◆ Given data ◆
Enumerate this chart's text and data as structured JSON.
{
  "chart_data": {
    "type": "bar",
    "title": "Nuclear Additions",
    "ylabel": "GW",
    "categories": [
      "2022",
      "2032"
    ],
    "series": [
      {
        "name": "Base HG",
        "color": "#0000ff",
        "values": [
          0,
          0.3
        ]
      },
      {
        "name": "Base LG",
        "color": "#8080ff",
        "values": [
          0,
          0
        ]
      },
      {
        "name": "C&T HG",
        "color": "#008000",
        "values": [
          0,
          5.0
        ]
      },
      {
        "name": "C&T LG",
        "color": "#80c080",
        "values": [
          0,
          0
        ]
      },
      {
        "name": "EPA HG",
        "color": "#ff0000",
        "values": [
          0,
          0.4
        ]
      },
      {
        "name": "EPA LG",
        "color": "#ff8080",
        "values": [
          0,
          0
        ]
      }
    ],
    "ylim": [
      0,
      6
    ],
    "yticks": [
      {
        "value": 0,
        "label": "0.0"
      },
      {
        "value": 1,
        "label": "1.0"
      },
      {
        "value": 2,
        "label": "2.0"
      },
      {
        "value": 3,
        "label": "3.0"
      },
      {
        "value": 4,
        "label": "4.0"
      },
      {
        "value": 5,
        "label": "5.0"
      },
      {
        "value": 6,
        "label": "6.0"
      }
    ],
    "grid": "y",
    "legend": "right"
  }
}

◆ Exercise aim ◆
Output the records above in their entirety, exactly.

◆ Correct answer ◆
Enumerate this chart's text and data as structured JSON.
{
  "chart_data": {
    "type": "bar",
    "title": "Nuclear Additions",
    "ylabel": "GW",
    "categories": [
      "2022",
      "2032"
    ],
    "series": [
      {
        "name": "Base HG",
        "color": "#0000ff",
        "values": [
          0,
          0.3
        ]
      },
      {
        "name": "Base LG",
        "color": "#8080ff",
        "values": [
          0,
          0
        ]
      },
      {
        "name": "C&T HG",
        "color": "#008000",
        "values": [
          0,
          5.0
        ]
      },
      {
        "name": "C&T LG",
        "color": "#80c080",
        "values": [
          0,
          0
        ]
      },
      {
        "name": "EPA HG",
        "color": "#ff0000",
        "values": [
          0,
          0.4
        ]
      },
      {
        "name": "EPA LG",
        "color": "#ff8080",
        "values": [
          0,
          0
        ]
      }
    ],
    "ylim": [
      0,
      6
    ],
    "yticks": [
      {
        "value": 0,
        "label": "0.0"
      },
      {
        "value": 1,
        "label": "1.0"
      },
      {
        "value": 2,
        "label": "2.0"
      },
      {
        "value": 3,
        "label": "3.0"
      },
      {
        "value": 4,
        "label": "4.0"
      },
      {
        "value": 5,
        "label": "5.0"
      },
      {
        "value": 6,
        "label": "6.0"
      }
    ],
    "grid": "y",
    "legend": "right"
  }
}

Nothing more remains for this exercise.